==== GIVEN RECORDS ====
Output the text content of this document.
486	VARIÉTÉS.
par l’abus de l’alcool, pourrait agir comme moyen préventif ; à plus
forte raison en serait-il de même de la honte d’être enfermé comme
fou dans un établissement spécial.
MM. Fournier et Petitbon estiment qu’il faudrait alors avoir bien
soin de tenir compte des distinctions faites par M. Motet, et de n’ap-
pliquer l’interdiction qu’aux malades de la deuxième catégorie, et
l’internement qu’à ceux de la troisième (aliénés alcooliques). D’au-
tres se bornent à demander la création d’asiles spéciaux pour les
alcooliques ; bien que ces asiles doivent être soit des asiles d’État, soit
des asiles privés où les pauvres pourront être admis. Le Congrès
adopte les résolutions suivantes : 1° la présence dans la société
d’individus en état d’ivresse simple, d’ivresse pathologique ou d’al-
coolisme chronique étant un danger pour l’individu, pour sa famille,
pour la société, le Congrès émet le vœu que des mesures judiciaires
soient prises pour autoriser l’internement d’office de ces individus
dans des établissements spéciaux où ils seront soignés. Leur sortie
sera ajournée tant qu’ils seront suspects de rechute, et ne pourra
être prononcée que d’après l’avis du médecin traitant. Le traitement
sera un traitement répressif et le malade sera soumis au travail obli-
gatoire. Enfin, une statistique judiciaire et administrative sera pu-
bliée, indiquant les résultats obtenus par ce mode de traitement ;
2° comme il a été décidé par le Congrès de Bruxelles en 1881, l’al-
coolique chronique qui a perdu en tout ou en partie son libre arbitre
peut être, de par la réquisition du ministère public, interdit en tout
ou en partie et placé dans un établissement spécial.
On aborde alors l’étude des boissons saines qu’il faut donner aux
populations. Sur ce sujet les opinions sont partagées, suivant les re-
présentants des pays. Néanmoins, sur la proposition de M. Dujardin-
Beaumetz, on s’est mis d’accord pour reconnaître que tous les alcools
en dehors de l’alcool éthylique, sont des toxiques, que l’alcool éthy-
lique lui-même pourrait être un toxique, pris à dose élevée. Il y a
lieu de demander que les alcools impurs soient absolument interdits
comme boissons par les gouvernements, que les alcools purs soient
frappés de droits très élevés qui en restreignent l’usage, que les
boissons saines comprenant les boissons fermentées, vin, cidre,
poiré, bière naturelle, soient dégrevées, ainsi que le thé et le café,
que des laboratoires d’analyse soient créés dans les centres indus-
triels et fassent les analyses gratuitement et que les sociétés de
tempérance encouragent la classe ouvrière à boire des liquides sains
====
[WRITTEN INSTRUCTION]: Nothing should be left out: return all of the records exactly.

[EXERCISE SOLUTION]:
Output the text content of this document.
486	VARIÉTÉS.
par l’abus de l’alcool, pourrait agir comme moyen préventif ; à plus
forte raison en serait-il de même de la honte d’être enfermé comme
fou dans un établissement spécial.
MM. Fournier et Petitbon estiment qu’il faudrait alors avoir bien
soin de tenir compte des distinctions faites par M. Motet, et de n’ap-
pliquer l’interdiction qu’aux malades de la deuxième catégorie, et
l’internement qu’à ceux de la troisième (aliénés alcooliques). D’au-
tres se bornent à demander la création d’asiles spéciaux pour les
alcooliques ; bien que ces asiles doivent être soit des asiles d’État, soit
des asiles privés où les pauvres pourront être admis. Le Congrès
adopte les résolutions suivantes : 1° la présence dans la société
d’individus en état d’ivresse simple, d’ivresse pathologique ou d’al-
coolisme chronique étant un danger pour l’individu, pour sa famille,
pour la société, le Congrès émet le vœu que des mesures judiciaires
soient prises pour autoriser l’internement d’office de ces individus
dans des établissements spéciaux où ils seront soignés. Leur sortie
sera ajournée tant qu’ils seront suspects de rechute, et ne pourra
être prononcée que d’après l’avis du médecin traitant. Le traitement
sera un traitement répressif et le malade sera soumis au travail obli-
gatoire. Enfin, une statistique judiciaire et administrative sera pu-
bliée, indiquant les résultats obtenus par ce mode de traitement ;
2° comme il a été décidé par le Congrès de Bruxelles en 1881, l’al-
coolique chronique qui a perdu en tout ou en partie son libre arbitre
peut être, de par la réquisition du ministère public, interdit en tout
ou en partie et placé dans un établissement spécial.
On aborde alors l’étude des boissons saines qu’il faut donner aux
populations. Sur ce sujet les opinions sont partagées, suivant les re-
présentants des pays. Néanmoins, sur la proposition de M. Dujardin-
Beaumetz, on s’est mis d’accord pour reconnaître que tous les alcools
en dehors de l’alcool éthylique, sont des toxiques, que l’alcool éthy-
lique lui-même pourrait être un toxique, pris à dose élevée. Il y a
lieu de demander que les alcools impurs soient absolument interdits
comme boissons par les gouvernements, que les alcools purs soient
frappés de droits très élevés qui en restreignent l’usage, que les
boissons saines comprenant les boissons fermentées, vin, cidre,
poiré, bière naturelle, soient dégrevées, ainsi que le thé et le café,
que des laboratoires d’analyse soient créés dans les centres indus-
triels et fassent les analyses gratuitement et que les sociétés de
tempérance encouragent la classe ouvrière à boire des liquides sains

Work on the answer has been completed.